_EXERCISE DESCRIPTION_
Could you output each line of the data that follows exactly?

[Items listed in a dataset]
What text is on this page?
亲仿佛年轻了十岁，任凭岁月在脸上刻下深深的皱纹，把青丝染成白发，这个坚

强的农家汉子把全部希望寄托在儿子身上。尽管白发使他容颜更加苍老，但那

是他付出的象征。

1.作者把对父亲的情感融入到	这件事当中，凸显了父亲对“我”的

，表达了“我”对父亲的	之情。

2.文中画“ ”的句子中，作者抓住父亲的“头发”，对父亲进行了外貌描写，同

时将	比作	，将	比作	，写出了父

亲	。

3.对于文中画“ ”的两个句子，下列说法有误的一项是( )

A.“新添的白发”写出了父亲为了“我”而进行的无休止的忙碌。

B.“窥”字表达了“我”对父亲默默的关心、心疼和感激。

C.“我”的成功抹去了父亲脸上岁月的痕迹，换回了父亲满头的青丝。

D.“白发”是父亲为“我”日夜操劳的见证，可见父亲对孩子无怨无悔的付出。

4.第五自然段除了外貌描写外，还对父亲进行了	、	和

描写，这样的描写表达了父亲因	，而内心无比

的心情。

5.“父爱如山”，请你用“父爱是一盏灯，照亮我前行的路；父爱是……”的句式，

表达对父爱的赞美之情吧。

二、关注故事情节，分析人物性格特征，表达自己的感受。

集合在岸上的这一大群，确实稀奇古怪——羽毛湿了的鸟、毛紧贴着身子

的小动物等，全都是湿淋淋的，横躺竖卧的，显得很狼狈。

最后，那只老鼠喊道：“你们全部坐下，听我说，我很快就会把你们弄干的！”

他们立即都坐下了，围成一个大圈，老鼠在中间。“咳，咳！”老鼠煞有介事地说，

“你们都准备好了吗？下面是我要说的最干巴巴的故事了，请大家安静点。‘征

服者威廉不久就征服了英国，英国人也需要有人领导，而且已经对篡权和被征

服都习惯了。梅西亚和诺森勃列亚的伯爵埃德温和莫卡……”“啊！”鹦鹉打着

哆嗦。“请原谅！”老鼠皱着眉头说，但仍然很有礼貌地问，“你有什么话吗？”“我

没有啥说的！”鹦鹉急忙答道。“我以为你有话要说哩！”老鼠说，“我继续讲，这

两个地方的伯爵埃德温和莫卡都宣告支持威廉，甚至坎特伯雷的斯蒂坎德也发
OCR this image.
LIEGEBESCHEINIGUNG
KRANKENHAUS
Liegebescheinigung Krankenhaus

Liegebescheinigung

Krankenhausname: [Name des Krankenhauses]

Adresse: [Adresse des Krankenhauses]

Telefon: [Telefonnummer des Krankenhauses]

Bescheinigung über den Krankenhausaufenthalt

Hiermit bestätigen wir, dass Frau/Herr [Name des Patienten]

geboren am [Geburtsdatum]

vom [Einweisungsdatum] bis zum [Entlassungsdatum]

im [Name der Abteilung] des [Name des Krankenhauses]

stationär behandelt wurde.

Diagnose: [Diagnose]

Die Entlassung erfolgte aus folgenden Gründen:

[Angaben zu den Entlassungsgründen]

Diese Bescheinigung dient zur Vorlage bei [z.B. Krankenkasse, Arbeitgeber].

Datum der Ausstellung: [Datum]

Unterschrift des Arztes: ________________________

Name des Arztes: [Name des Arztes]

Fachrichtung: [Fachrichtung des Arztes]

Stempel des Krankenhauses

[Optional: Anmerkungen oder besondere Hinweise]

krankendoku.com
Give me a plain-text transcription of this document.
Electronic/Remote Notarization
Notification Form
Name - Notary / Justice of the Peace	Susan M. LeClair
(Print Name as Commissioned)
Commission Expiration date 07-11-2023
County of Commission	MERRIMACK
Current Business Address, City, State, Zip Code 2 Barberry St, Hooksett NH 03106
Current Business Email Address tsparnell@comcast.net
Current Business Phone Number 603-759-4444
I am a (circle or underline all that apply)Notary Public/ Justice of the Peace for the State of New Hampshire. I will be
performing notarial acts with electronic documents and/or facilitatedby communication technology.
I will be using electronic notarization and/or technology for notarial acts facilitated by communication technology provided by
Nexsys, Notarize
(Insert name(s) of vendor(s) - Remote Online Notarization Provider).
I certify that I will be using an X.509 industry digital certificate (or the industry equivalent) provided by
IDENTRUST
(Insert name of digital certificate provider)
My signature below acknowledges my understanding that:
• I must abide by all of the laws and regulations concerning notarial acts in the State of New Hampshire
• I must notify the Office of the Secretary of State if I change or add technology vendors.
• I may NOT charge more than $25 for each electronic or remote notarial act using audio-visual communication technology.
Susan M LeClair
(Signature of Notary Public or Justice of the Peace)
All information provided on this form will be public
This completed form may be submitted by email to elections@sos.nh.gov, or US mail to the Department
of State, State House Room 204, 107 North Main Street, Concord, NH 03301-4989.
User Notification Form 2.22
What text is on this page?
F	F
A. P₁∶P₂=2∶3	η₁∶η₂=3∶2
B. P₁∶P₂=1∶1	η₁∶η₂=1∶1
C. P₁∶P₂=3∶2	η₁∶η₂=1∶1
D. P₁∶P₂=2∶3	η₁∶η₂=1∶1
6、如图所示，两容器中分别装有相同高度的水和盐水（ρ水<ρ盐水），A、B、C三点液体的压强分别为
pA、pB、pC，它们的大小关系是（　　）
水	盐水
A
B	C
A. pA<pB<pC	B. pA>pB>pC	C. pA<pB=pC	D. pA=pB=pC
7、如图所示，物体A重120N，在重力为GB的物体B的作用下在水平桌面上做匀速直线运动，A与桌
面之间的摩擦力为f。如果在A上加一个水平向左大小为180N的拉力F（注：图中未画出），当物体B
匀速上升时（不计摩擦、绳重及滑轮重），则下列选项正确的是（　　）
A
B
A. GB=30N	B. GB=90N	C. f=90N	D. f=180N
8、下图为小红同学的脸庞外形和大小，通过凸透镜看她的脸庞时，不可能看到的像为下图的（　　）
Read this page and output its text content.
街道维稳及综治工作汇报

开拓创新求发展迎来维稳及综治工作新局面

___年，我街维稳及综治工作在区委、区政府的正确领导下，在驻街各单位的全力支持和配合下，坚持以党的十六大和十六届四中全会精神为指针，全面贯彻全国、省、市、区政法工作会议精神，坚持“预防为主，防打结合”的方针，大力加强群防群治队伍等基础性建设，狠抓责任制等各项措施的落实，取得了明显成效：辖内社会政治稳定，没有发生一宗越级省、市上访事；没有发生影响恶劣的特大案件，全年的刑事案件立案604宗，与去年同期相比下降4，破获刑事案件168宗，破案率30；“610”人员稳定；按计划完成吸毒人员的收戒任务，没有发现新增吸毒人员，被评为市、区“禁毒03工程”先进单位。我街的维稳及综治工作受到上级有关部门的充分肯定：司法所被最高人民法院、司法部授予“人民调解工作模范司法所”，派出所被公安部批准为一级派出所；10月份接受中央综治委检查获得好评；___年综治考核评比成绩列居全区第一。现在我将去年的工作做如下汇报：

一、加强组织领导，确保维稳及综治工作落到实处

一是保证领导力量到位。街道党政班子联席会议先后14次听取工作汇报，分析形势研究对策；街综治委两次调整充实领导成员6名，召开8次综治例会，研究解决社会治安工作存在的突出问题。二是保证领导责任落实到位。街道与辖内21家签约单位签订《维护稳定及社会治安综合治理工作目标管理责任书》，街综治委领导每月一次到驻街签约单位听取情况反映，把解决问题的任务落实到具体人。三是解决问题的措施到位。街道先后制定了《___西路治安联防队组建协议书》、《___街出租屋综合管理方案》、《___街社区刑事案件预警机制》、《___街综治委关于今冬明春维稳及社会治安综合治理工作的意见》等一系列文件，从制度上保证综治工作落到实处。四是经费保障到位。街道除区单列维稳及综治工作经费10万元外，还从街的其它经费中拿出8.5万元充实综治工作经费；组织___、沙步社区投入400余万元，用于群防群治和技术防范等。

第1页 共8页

_FINISHED EXERCISE_
What text is on this page?
亲仿佛年轻了十岁，任凭岁月在脸上刻下深深的皱纹，把青丝染成白发，这个坚

强的农家汉子把全部希望寄托在儿子身上。尽管白发使他容颜更加苍老，但那

是他付出的象征。

1.作者把对父亲的情感融入到	这件事当中，凸显了父亲对“我”的

，表达了“我”对父亲的	之情。

2.文中画“ ”的句子中，作者抓住父亲的“头发”，对父亲进行了外貌描写，同

时将	比作	，将	比作	，写出了父

亲	。

3.对于文中画“ ”的两个句子，下列说法有误的一项是( )

A.“新添的白发”写出了父亲为了“我”而进行的无休止的忙碌。

B.“窥”字表达了“我”对父亲默默的关心、心疼和感激。

C.“我”的成功抹去了父亲脸上岁月的痕迹，换回了父亲满头的青丝。

D.“白发”是父亲为“我”日夜操劳的见证，可见父亲对孩子无怨无悔的付出。

4.第五自然段除了外貌描写外，还对父亲进行了	、	和

描写，这样的描写表达了父亲因	，而内心无比

的心情。

5.“父爱如山”，请你用“父爱是一盏灯，照亮我前行的路；父爱是……”的句式，

表达对父爱的赞美之情吧。

二、关注故事情节，分析人物性格特征，表达自己的感受。

集合在岸上的这一大群，确实稀奇古怪——羽毛湿了的鸟、毛紧贴着身子

的小动物等，全都是湿淋淋的，横躺竖卧的，显得很狼狈。

最后，那只老鼠喊道：“你们全部坐下，听我说，我很快就会把你们弄干的！”

他们立即都坐下了，围成一个大圈，老鼠在中间。“咳，咳！”老鼠煞有介事地说，

“你们都准备好了吗？下面是我要说的最干巴巴的故事了，请大家安静点。‘征

服者威廉不久就征服了英国，英国人也需要有人领导，而且已经对篡权和被征

服都习惯了。梅西亚和诺森勃列亚的伯爵埃德温和莫卡……”“啊！”鹦鹉打着

哆嗦。“请原谅！”老鼠皱着眉头说，但仍然很有礼貌地问，“你有什么话吗？”“我

没有啥说的！”鹦鹉急忙答道。“我以为你有话要说哩！”老鼠说，“我继续讲，这

两个地方的伯爵埃德温和莫卡都宣告支持威廉，甚至坎特伯雷的斯蒂坎德也发
OCR this image.
LIEGEBESCHEINIGUNG
KRANKENHAUS
Liegebescheinigung Krankenhaus

Liegebescheinigung

Krankenhausname: [Name des Krankenhauses]

Adresse: [Adresse des Krankenhauses]

Telefon: [Telefonnummer des Krankenhauses]

Bescheinigung über den Krankenhausaufenthalt

Hiermit bestätigen wir, dass Frau/Herr [Name des Patienten]

geboren am [Geburtsdatum]

vom [Einweisungsdatum] bis zum [Entlassungsdatum]

im [Name der Abteilung] des [Name des Krankenhauses]

stationär behandelt wurde.

Diagnose: [Diagnose]

Die Entlassung erfolgte aus folgenden Gründen:

[Angaben zu den Entlassungsgründen]

Diese Bescheinigung dient zur Vorlage bei [z.B. Krankenkasse, Arbeitgeber].

Datum der Ausstellung: [Datum]

Unterschrift des Arztes: ________________________

Name des Arztes: [Name des Arztes]

Fachrichtung: [Fachrichtung des Arztes]

Stempel des Krankenhauses

[Optional: Anmerkungen oder besondere Hinweise]

krankendoku.com
Give me a plain-text transcription of this document.
Electronic/Remote Notarization
Notification Form
Name - Notary / Justice of the Peace	Susan M. LeClair
(Print Name as Commissioned)
Commission Expiration date 07-11-2023
County of Commission	MERRIMACK
Current Business Address, City, State, Zip Code 2 Barberry St, Hooksett NH 03106
Current Business Email Address tsparnell@comcast.net
Current Business Phone Number 603-759-4444
I am a (circle or underline all that apply)Notary Public/ Justice of the Peace for the State of New Hampshire. I will be
performing notarial acts with electronic documents and/or facilitatedby communication technology.
I will be using electronic notarization and/or technology for notarial acts facilitated by communication technology provided by
Nexsys, Notarize
(Insert name(s) of vendor(s) - Remote Online Notarization Provider).
I certify that I will be using an X.509 industry digital certificate (or the industry equivalent) provided by
IDENTRUST
(Insert name of digital certificate provider)
My signature below acknowledges my understanding that:
• I must abide by all of the laws and regulations concerning notarial acts in the State of New Hampshire
• I must notify the Office of the Secretary of State if I change or add technology vendors.
• I may NOT charge more than $25 for each electronic or remote notarial act using audio-visual communication technology.
Susan M LeClair
(Signature of Notary Public or Justice of the Peace)
All information provided on this form will be public
This completed form may be submitted by email to elections@sos.nh.gov, or US mail to the Department
of State, State House Room 204, 107 North Main Street, Concord, NH 03301-4989.
User Notification Form 2.22
What text is on this page?
F	F
A. P₁∶P₂=2∶3	η₁∶η₂=3∶2
B. P₁∶P₂=1∶1	η₁∶η₂=1∶1
C. P₁∶P₂=3∶2	η₁∶η₂=1∶1
D. P₁∶P₂=2∶3	η₁∶η₂=1∶1
6、如图所示，两容器中分别装有相同高度的水和盐水（ρ水<ρ盐水），A、B、C三点液体的压强分别为
pA、pB、pC，它们的大小关系是（　　）
水	盐水
A
B	C
A. pA<pB<pC	B. pA>pB>pC	C. pA<pB=pC	D. pA=pB=pC
7、如图所示，物体A重120N，在重力为GB的物体B的作用下在水平桌面上做匀速直线运动，A与桌
面之间的摩擦力为f。如果在A上加一个水平向左大小为180N的拉力F（注：图中未画出），当物体B
匀速上升时（不计摩擦、绳重及滑轮重），则下列选项正确的是（　　）
A
B
A. GB=30N	B. GB=90N	C. f=90N	D. f=180N
8、下图为小红同学的脸庞外形和大小，通过凸透镜看她的脸庞时，不可能看到的像为下图的（　　）
Read this page and output its text content.
街道维稳及综治工作汇报

开拓创新求发展迎来维稳及综治工作新局面

___年，我街维稳及综治工作在区委、区政府的正确领导下，在驻街各单位的全力支持和配合下，坚持以党的十六大和十六届四中全会精神为指针，全面贯彻全国、省、市、区政法工作会议精神，坚持“预防为主，防打结合”的方针，大力加强群防群治队伍等基础性建设，狠抓责任制等各项措施的落实，取得了明显成效：辖内社会政治稳定，没有发生一宗越级省、市上访事；没有发生影响恶劣的特大案件，全年的刑事案件立案604宗，与去年同期相比下降4，破获刑事案件168宗，破案率30；“610”人员稳定；按计划完成吸毒人员的收戒任务，没有发现新增吸毒人员，被评为市、区“禁毒03工程”先进单位。我街的维稳及综治工作受到上级有关部门的充分肯定：司法所被最高人民法院、司法部授予“人民调解工作模范司法所”，派出所被公安部批准为一级派出所；10月份接受中央综治委检查获得好评；___年综治考核评比成绩列居全区第一。现在我将去年的工作做如下汇报：

一、加强组织领导，确保维稳及综治工作落到实处

一是保证领导力量到位。街道党政班子联席会议先后14次听取工作汇报，分析形势研究对策；街综治委两次调整充实领导成员6名，召开8次综治例会，研究解决社会治安工作存在的突出问题。二是保证领导责任落实到位。街道与辖内21家签约单位签订《维护稳定及社会治安综合治理工作目标管理责任书》，街综治委领导每月一次到驻街签约单位听取情况反映，把解决问题的任务落实到具体人。三是解决问题的措施到位。街道先后制定了《___西路治安联防队组建协议书》、《___街出租屋综合管理方案》、《___街社区刑事案件预警机制》、《___街综治委关于今冬明春维稳及社会治安综合治理工作的意见》等一系列文件，从制度上保证综治工作落到实处。四是经费保障到位。街道除区单列维稳及综治工作经费10万元外，还从街的其它经费中拿出8.5万元充实综治工作经费；组织___、沙步社区投入400余万元，用于群防群治和技术防范等。

第1页 共8页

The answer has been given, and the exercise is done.